══ RECORDS FOR THE TASK ══

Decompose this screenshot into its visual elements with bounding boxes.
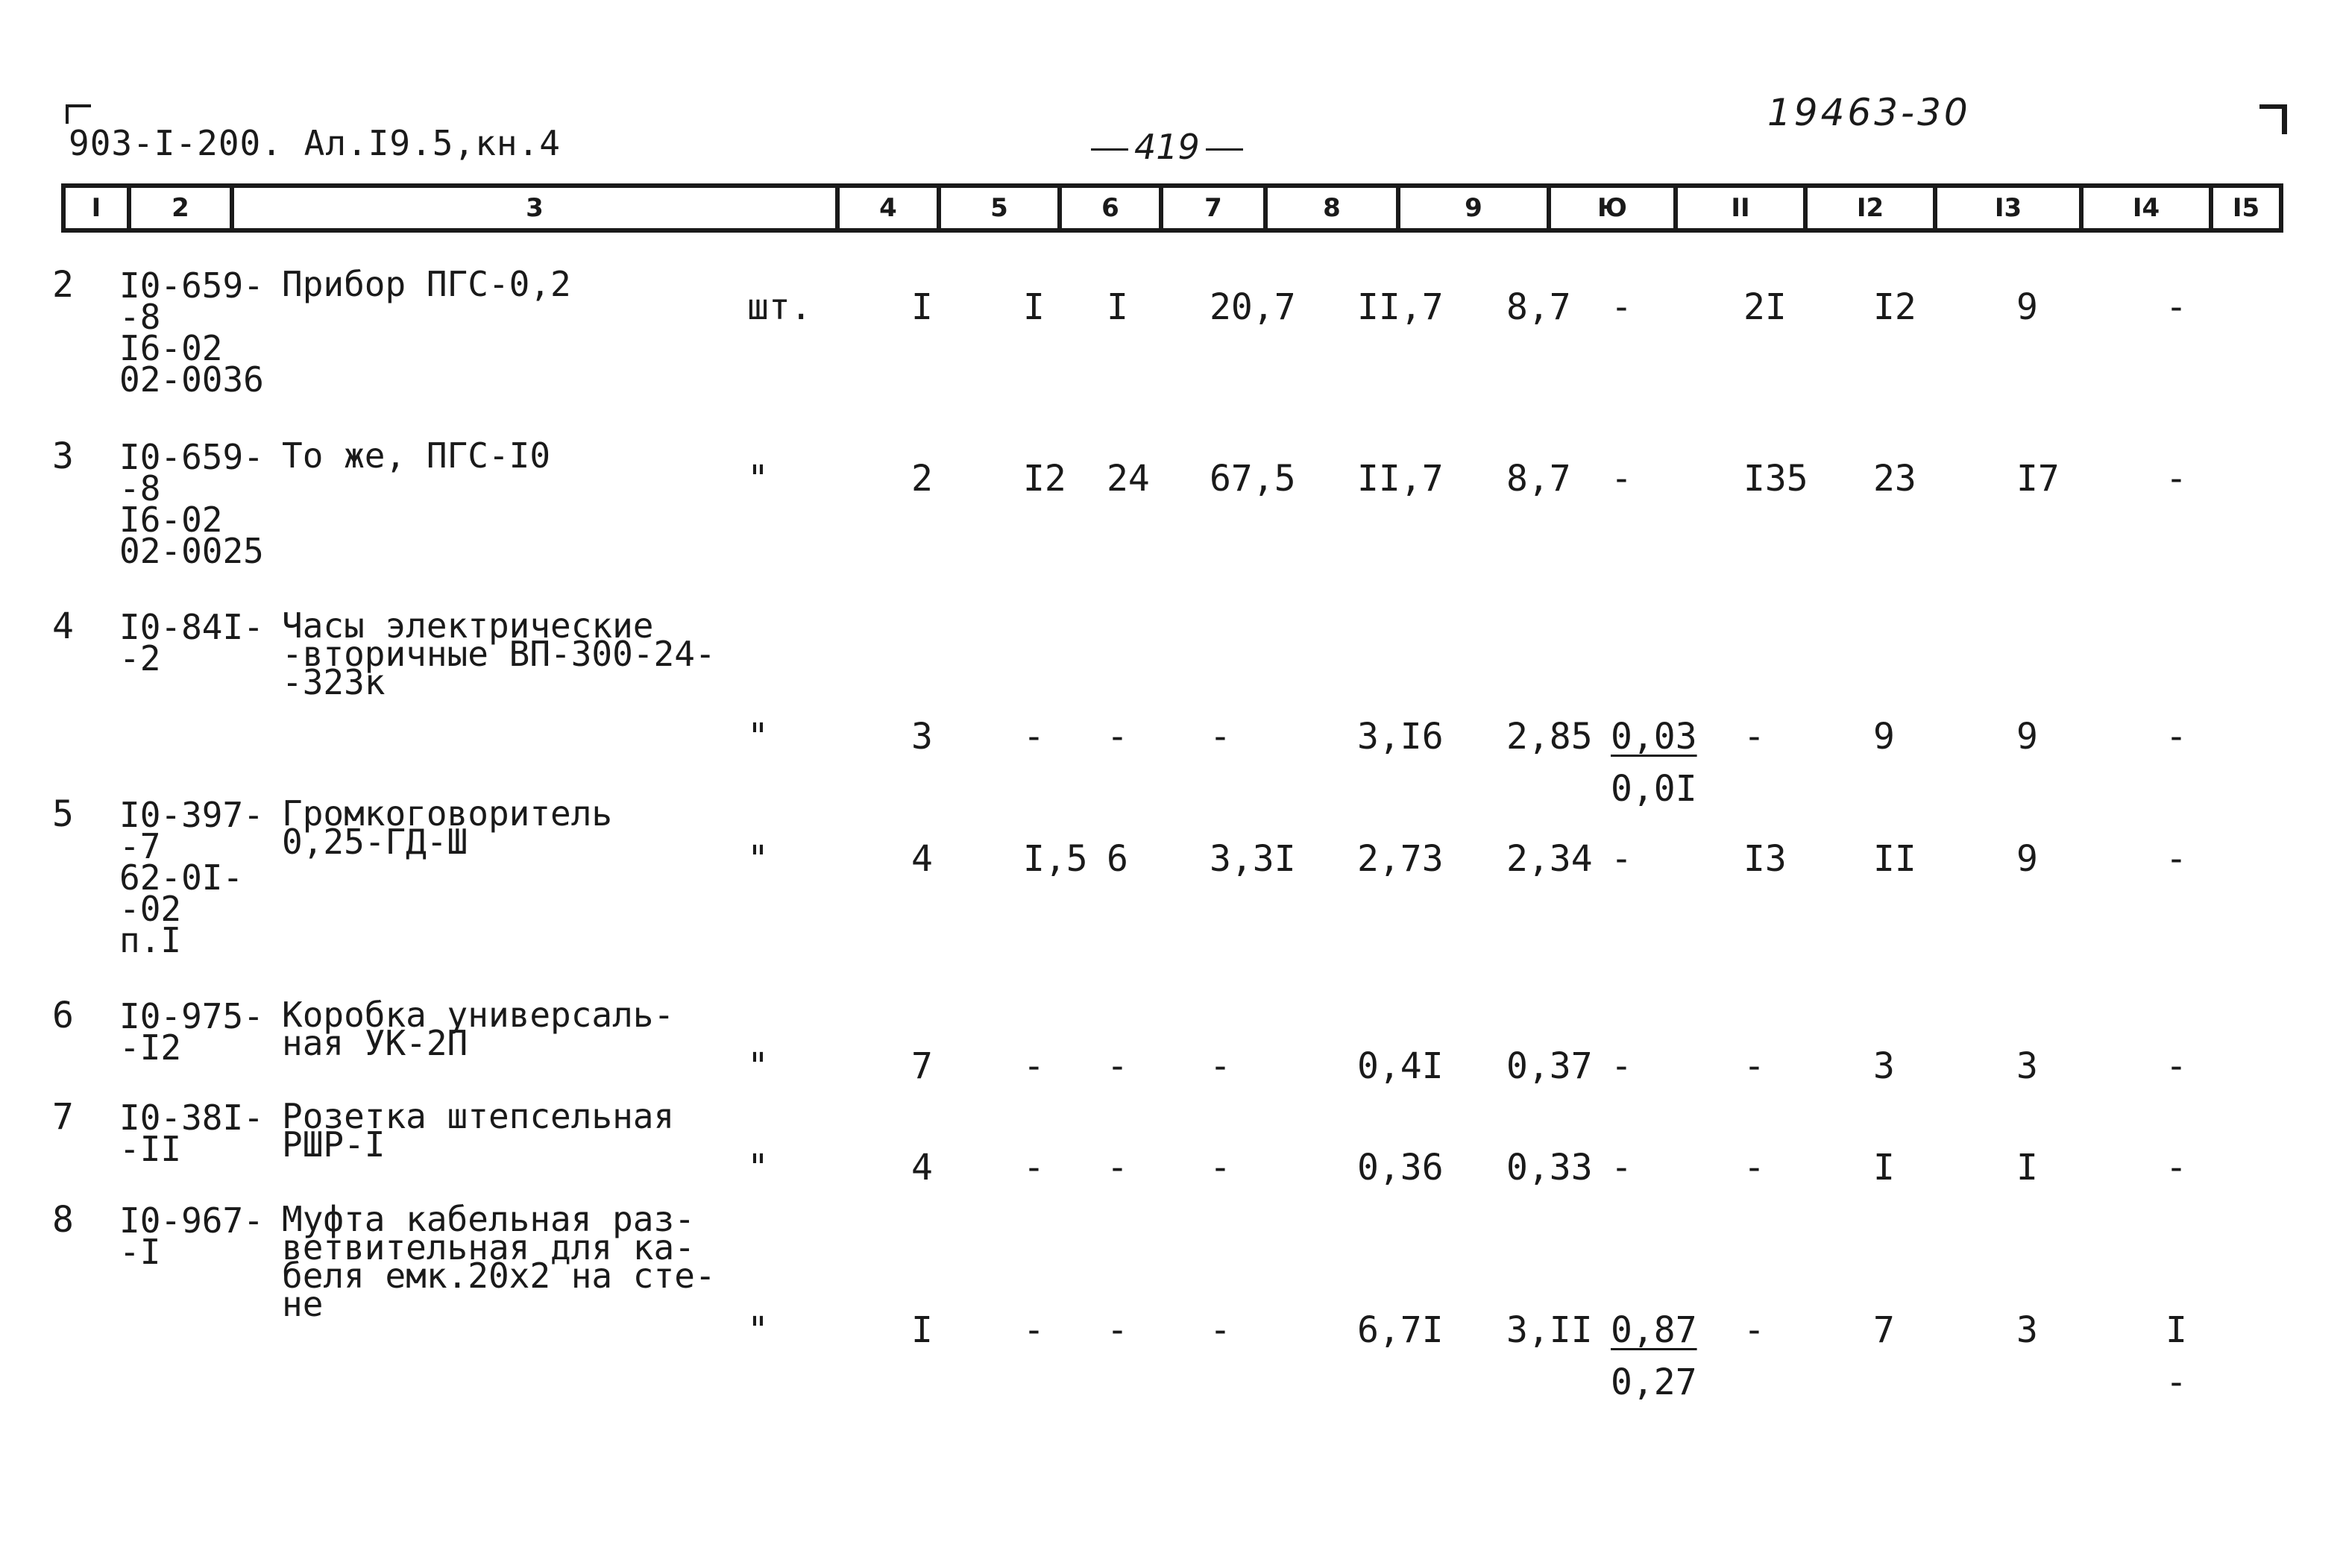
column-header: 8	[1268, 188, 1400, 228]
value-cell-c5: 7	[911, 1045, 933, 1087]
item-name: Прибор ПГС-0,2	[282, 264, 571, 304]
value-cell-c13: I	[1873, 1147, 1895, 1188]
unit-cell: шт.	[747, 286, 812, 328]
value-cell-c11: -	[1611, 458, 1632, 500]
value-cell-c12: I3	[1743, 838, 1787, 880]
value-cell-c8: -	[1210, 716, 1231, 758]
value-cell-c14: 9	[2016, 716, 2038, 758]
unit-cell: "	[747, 716, 769, 758]
column-header: I3	[1937, 188, 2083, 228]
page-number: 419	[1085, 127, 1249, 167]
value-cell-c9: II,7	[1357, 458, 1444, 500]
column-header: 7	[1163, 188, 1268, 228]
column-header: II	[1678, 188, 1808, 228]
unit-cell: "	[747, 838, 769, 880]
value-cell-c15: -	[2166, 1045, 2187, 1087]
row-number: 5	[52, 793, 74, 835]
value-cell-c7: 24	[1107, 458, 1150, 500]
unit-cell: "	[747, 1309, 769, 1351]
value-cell-c9: 0,4I	[1357, 1045, 1444, 1087]
rate-code: I0-975- -I2	[119, 996, 264, 1068]
value-cell-c13: I2	[1873, 286, 1916, 328]
value-cell-c9: II,7	[1357, 286, 1444, 328]
value-cell-c10: 2,34	[1506, 838, 1593, 880]
row-number: 3	[52, 435, 74, 477]
column-header: 3	[234, 188, 840, 228]
value-cell-c12: -	[1743, 1309, 1765, 1351]
value-cell-c10: 0,33	[1506, 1147, 1593, 1188]
value-cell-c7: -	[1107, 716, 1128, 758]
rate-code: I0-397- -7 62-0I- -02 п.I	[119, 795, 264, 960]
value-cell-c8: -	[1210, 1309, 1231, 1351]
value-cell-c9: 2,73	[1357, 838, 1444, 880]
column-header: Ю	[1551, 188, 1678, 228]
row-number: 7	[52, 1096, 74, 1138]
value-cell-c12: I35	[1743, 458, 1808, 500]
value-cell-c15-second: -	[2166, 1361, 2187, 1403]
unit-cell: "	[747, 1147, 769, 1188]
value-cell-c5: 4	[911, 838, 933, 880]
item-name: Часы электрические -вторичные ВП-300-24- -323к	[282, 605, 716, 702]
value-cell-c11: -	[1611, 1147, 1632, 1188]
unit-cell: "	[747, 1045, 769, 1087]
value-cell-c11-denominator: 0,27	[1611, 1361, 1697, 1403]
column-header: I5	[2232, 193, 2260, 223]
value-cell-c7: 6	[1107, 838, 1128, 880]
column-header: I	[66, 188, 131, 228]
value-cell-c8: 20,7	[1210, 286, 1296, 328]
handwritten-number: 19463-30	[1767, 91, 1971, 134]
row-number: 8	[52, 1199, 74, 1241]
corner-mark-left	[66, 104, 91, 124]
corner-mark-right	[2259, 104, 2287, 134]
rate-code: I0-84I- -2	[119, 607, 264, 678]
value-cell-c14: 9	[2016, 286, 2038, 328]
value-cell-c11: 0,03	[1611, 716, 1697, 758]
value-cell-c6: -	[1023, 716, 1045, 758]
value-cell-c11: -	[1611, 838, 1632, 880]
column-header: I4	[2083, 188, 2213, 228]
value-cell-c6: I	[1023, 286, 1045, 328]
value-cell-c6: -	[1023, 1045, 1045, 1087]
rate-code: I0-659- -8 I6-02 02-0036	[119, 265, 264, 400]
value-cell-c10: 0,37	[1506, 1045, 1593, 1087]
value-cell-c13: 23	[1873, 458, 1916, 500]
value-cell-c7: -	[1107, 1309, 1128, 1351]
item-name: Громкоговоритель 0,25-ГД-Ш	[282, 793, 613, 862]
column-header: I2	[1808, 188, 1937, 228]
value-cell-c6: -	[1023, 1309, 1045, 1351]
value-cell-c12: -	[1743, 1045, 1765, 1087]
value-cell-c8: 67,5	[1210, 458, 1296, 500]
value-cell-c6: I2	[1023, 458, 1066, 500]
value-cell-c11: -	[1611, 286, 1632, 328]
value-cell-c14: I	[2016, 1147, 2038, 1188]
rate-code: I0-38I- -II	[119, 1098, 264, 1169]
value-cell-c9: 6,7I	[1357, 1309, 1444, 1351]
item-name: Коробка универсаль- ная УК-2П	[282, 995, 675, 1063]
value-cell-c11: 0,87	[1611, 1309, 1697, 1351]
value-cell-c12: -	[1743, 1147, 1765, 1188]
value-cell-c14: I7	[2016, 458, 2060, 500]
value-cell-c8: -	[1210, 1045, 1231, 1087]
column-header: 5	[941, 188, 1062, 228]
value-cell-c15: -	[2166, 838, 2187, 880]
value-cell-c15: -	[2166, 286, 2187, 328]
column-header: 9	[1400, 188, 1551, 228]
value-cell-c8: -	[1210, 1147, 1231, 1188]
column-header: 4	[840, 188, 941, 228]
value-cell-c12: -	[1743, 716, 1765, 758]
column-header: 6	[1062, 188, 1163, 228]
value-cell-c6: -	[1023, 1147, 1045, 1188]
value-cell-c5: I	[911, 1309, 933, 1351]
value-cell-c7: -	[1107, 1045, 1128, 1087]
column-header: 2	[131, 188, 234, 228]
value-cell-c14: 3	[2016, 1045, 2038, 1087]
item-name: Розетка штепсельная РШР-I	[282, 1096, 675, 1165]
value-cell-c12: 2I	[1743, 286, 1787, 328]
item-name: То же, ПГС-I0	[282, 435, 551, 476]
value-cell-c13: II	[1873, 838, 1916, 880]
value-cell-c13: 3	[1873, 1045, 1895, 1087]
item-name: Муфта кабельная раз- ветвительная для ка- беля емк.20х2 на сте- не	[282, 1199, 716, 1324]
rate-code: I0-967- -I	[119, 1200, 264, 1272]
value-cell-c10: 3,II	[1506, 1309, 1593, 1351]
unit-cell: "	[747, 458, 769, 500]
row-number: 6	[52, 995, 74, 1036]
value-cell-c10: 8,7	[1506, 286, 1571, 328]
value-cell-c15: -	[2166, 458, 2187, 500]
value-cell-c5: 4	[911, 1147, 933, 1188]
value-cell-c9: 3,I6	[1357, 716, 1444, 758]
value-cell-c11: -	[1611, 1045, 1632, 1087]
value-cell-c14: 9	[2016, 838, 2038, 880]
document-code: 903-I-200. Ал.I9.5,кн.4	[69, 123, 561, 163]
value-cell-c5: 3	[911, 716, 933, 758]
value-cell-c13: 7	[1873, 1309, 1895, 1351]
row-number: 2	[52, 264, 74, 306]
value-cell-c10: 2,85	[1506, 716, 1593, 758]
value-cell-c15: I	[2166, 1309, 2187, 1351]
rate-code: I0-659- -8 I6-02 02-0025	[119, 437, 264, 571]
column-header-row	[61, 183, 2283, 233]
value-cell-c5: 2	[911, 458, 933, 500]
value-cell-c10: 8,7	[1506, 458, 1571, 500]
value-cell-c11-denominator: 0,0I	[1611, 768, 1697, 810]
value-cell-c9: 0,36	[1357, 1147, 1444, 1188]
value-cell-c5: I	[911, 286, 933, 328]
value-cell-c7: -	[1107, 1147, 1128, 1188]
value-cell-c14: 3	[2016, 1309, 2038, 1351]
value-cell-c15: -	[2166, 716, 2187, 758]
value-cell-c6: I,5	[1023, 838, 1088, 880]
value-cell-c7: I	[1107, 286, 1128, 328]
value-cell-c8: 3,3I	[1210, 838, 1296, 880]
value-cell-c13: 9	[1873, 716, 1895, 758]
row-number: 4	[52, 605, 74, 647]
value-cell-c15: -	[2166, 1147, 2187, 1188]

═══

■ **EXERCISE AIM**
Reproduce all of the lines above without any changes, but leave out the picture.

■ **RESPONSE TO THIS EXERCISE**
Decompose this screenshot into its visual elements with bounding boxes.
column-header: 8	[1268, 188, 1400, 228]
value-cell-c5: 7	[911, 1045, 933, 1087]
item-name: Прибор ПГС-0,2	[282, 264, 571, 304]
value-cell-c13: I	[1873, 1147, 1895, 1188]
unit-cell: шт.	[747, 286, 812, 328]
value-cell-c11: -	[1611, 458, 1632, 500]
value-cell-c12: I3	[1743, 838, 1787, 880]
value-cell-c8: -	[1210, 716, 1231, 758]
value-cell-c14: 9	[2016, 716, 2038, 758]
unit-cell: "	[747, 716, 769, 758]
column-header: I3	[1937, 188, 2083, 228]
page-number: 419	[1085, 127, 1249, 167]
value-cell-c9: II,7	[1357, 458, 1444, 500]
column-header: 7	[1163, 188, 1268, 228]
column-header: II	[1678, 188, 1808, 228]
unit-cell: "	[747, 838, 769, 880]
value-cell-c15: -	[2166, 1045, 2187, 1087]
row-number: 5	[52, 793, 74, 835]
value-cell-c7: 24	[1107, 458, 1150, 500]
unit-cell: "	[747, 1309, 769, 1351]
value-cell-c9: 0,4I	[1357, 1045, 1444, 1087]
rate-code: I0-975- -I2	[119, 996, 264, 1068]
value-cell-c13: I2	[1873, 286, 1916, 328]
value-cell-c9: II,7	[1357, 286, 1444, 328]
value-cell-c10: 2,34	[1506, 838, 1593, 880]
row-number: 3	[52, 435, 74, 477]
column-header: 3	[234, 188, 840, 228]
value-cell-c12: -	[1743, 1309, 1765, 1351]
value-cell-c10: 0,33	[1506, 1147, 1593, 1188]
value-cell-c7: -	[1107, 716, 1128, 758]
rate-code: I0-397- -7 62-0I- -02 п.I	[119, 795, 264, 960]
value-cell-c8: -	[1210, 1309, 1231, 1351]
value-cell-c9: 2,73	[1357, 838, 1444, 880]
column-header: Ю	[1551, 188, 1678, 228]
row-number: 7	[52, 1096, 74, 1138]
value-cell-c12: I35	[1743, 458, 1808, 500]
value-cell-c15-second: -	[2166, 1361, 2187, 1403]
unit-cell: "	[747, 1147, 769, 1188]
value-cell-c5: 4	[911, 838, 933, 880]
item-name: Часы электрические -вторичные ВП-300-24- -323к	[282, 605, 716, 702]
value-cell-c11: -	[1611, 1147, 1632, 1188]
unit-cell: "	[747, 1045, 769, 1087]
value-cell-c11-denominator: 0,27	[1611, 1361, 1697, 1403]
column-header: I5	[2232, 193, 2260, 223]
value-cell-c7: 6	[1107, 838, 1128, 880]
column-header: I	[66, 188, 131, 228]
value-cell-c8: 20,7	[1210, 286, 1296, 328]
handwritten-number: 19463-30	[1767, 91, 1971, 134]
row-number: 8	[52, 1199, 74, 1241]
corner-mark-left	[66, 104, 91, 124]
corner-mark-right	[2259, 104, 2287, 134]
rate-code: I0-84I- -2	[119, 607, 264, 678]
value-cell-c14: 9	[2016, 286, 2038, 328]
value-cell-c11: 0,03	[1611, 716, 1697, 758]
value-cell-c6: -	[1023, 716, 1045, 758]
value-cell-c11: -	[1611, 838, 1632, 880]
column-header: I4	[2083, 188, 2213, 228]
value-cell-c6: I	[1023, 286, 1045, 328]
value-cell-c6: -	[1023, 1045, 1045, 1087]
rate-code: I0-659- -8 I6-02 02-0036	[119, 265, 264, 400]
value-cell-c10: 0,37	[1506, 1045, 1593, 1087]
value-cell-c13: 23	[1873, 458, 1916, 500]
value-cell-c7: -	[1107, 1309, 1128, 1351]
item-name: Громкоговоритель 0,25-ГД-Ш	[282, 793, 613, 862]
column-header: I2	[1808, 188, 1937, 228]
value-cell-c6: -	[1023, 1309, 1045, 1351]
value-cell-c12: -	[1743, 1045, 1765, 1087]
value-cell-c8: 67,5	[1210, 458, 1296, 500]
value-cell-c6: I2	[1023, 458, 1066, 500]
value-cell-c11: -	[1611, 286, 1632, 328]
value-cell-c14: I	[2016, 1147, 2038, 1188]
rate-code: I0-38I- -II	[119, 1098, 264, 1169]
value-cell-c9: 6,7I	[1357, 1309, 1444, 1351]
item-name: Коробка универсаль- ная УК-2П	[282, 995, 675, 1063]
value-cell-c11: 0,87	[1611, 1309, 1697, 1351]
value-cell-c12: -	[1743, 1147, 1765, 1188]
value-cell-c14: I7	[2016, 458, 2060, 500]
value-cell-c8: -	[1210, 1045, 1231, 1087]
column-header: 5	[941, 188, 1062, 228]
value-cell-c15: -	[2166, 838, 2187, 880]
value-cell-c15: -	[2166, 286, 2187, 328]
column-header: 9	[1400, 188, 1551, 228]
value-cell-c8: -	[1210, 1147, 1231, 1188]
column-header: 4	[840, 188, 941, 228]
value-cell-c12: -	[1743, 716, 1765, 758]
column-header: 6	[1062, 188, 1163, 228]
value-cell-c6: -	[1023, 1147, 1045, 1188]
value-cell-c5: I	[911, 1309, 933, 1351]
value-cell-c7: -	[1107, 1045, 1128, 1087]
column-header: 2	[131, 188, 234, 228]
value-cell-c14: 3	[2016, 1045, 2038, 1087]
item-name: Розетка штепсельная РШР-I	[282, 1096, 675, 1165]
value-cell-c12: 2I	[1743, 286, 1787, 328]
item-name: То же, ПГС-I0	[282, 435, 551, 476]
value-cell-c13: II	[1873, 838, 1916, 880]
value-cell-c13: 3	[1873, 1045, 1895, 1087]
item-name: Муфта кабельная раз- ветвительная для ка- беля емк.20х2 на сте- не	[282, 1199, 716, 1324]
rate-code: I0-967- -I	[119, 1200, 264, 1272]
value-cell-c10: 3,II	[1506, 1309, 1593, 1351]
unit-cell: "	[747, 458, 769, 500]
row-number: 6	[52, 995, 74, 1036]
value-cell-c10: 8,7	[1506, 286, 1571, 328]
value-cell-c15: -	[2166, 458, 2187, 500]
value-cell-c5: 4	[911, 1147, 933, 1188]
value-cell-c9: 3,I6	[1357, 716, 1444, 758]
value-cell-c11: -	[1611, 1045, 1632, 1087]
value-cell-c14: 9	[2016, 838, 2038, 880]
document-code: 903-I-200. Ал.I9.5,кн.4	[69, 123, 561, 163]
value-cell-c5: 3	[911, 716, 933, 758]
value-cell-c13: 7	[1873, 1309, 1895, 1351]
row-number: 2	[52, 264, 74, 306]
value-cell-c10: 2,85	[1506, 716, 1593, 758]
value-cell-c15: I	[2166, 1309, 2187, 1351]
rate-code: I0-659- -8 I6-02 02-0025	[119, 437, 264, 571]
column-header-row	[61, 183, 2283, 233]
value-cell-c5: 2	[911, 458, 933, 500]
value-cell-c10: 8,7	[1506, 458, 1571, 500]
value-cell-c11-denominator: 0,0I	[1611, 768, 1697, 810]
value-cell-c9: 0,36	[1357, 1147, 1444, 1188]
value-cell-c5: I	[911, 286, 933, 328]
value-cell-c7: -	[1107, 1147, 1128, 1188]
value-cell-c14: 3	[2016, 1309, 2038, 1351]
value-cell-c15: -	[2166, 716, 2187, 758]
value-cell-c6: I,5	[1023, 838, 1088, 880]
value-cell-c7: I	[1107, 286, 1128, 328]
value-cell-c8: 3,3I	[1210, 838, 1296, 880]
value-cell-c13: 9	[1873, 716, 1895, 758]
row-number: 4	[52, 605, 74, 647]
value-cell-c15: -	[2166, 1147, 2187, 1188]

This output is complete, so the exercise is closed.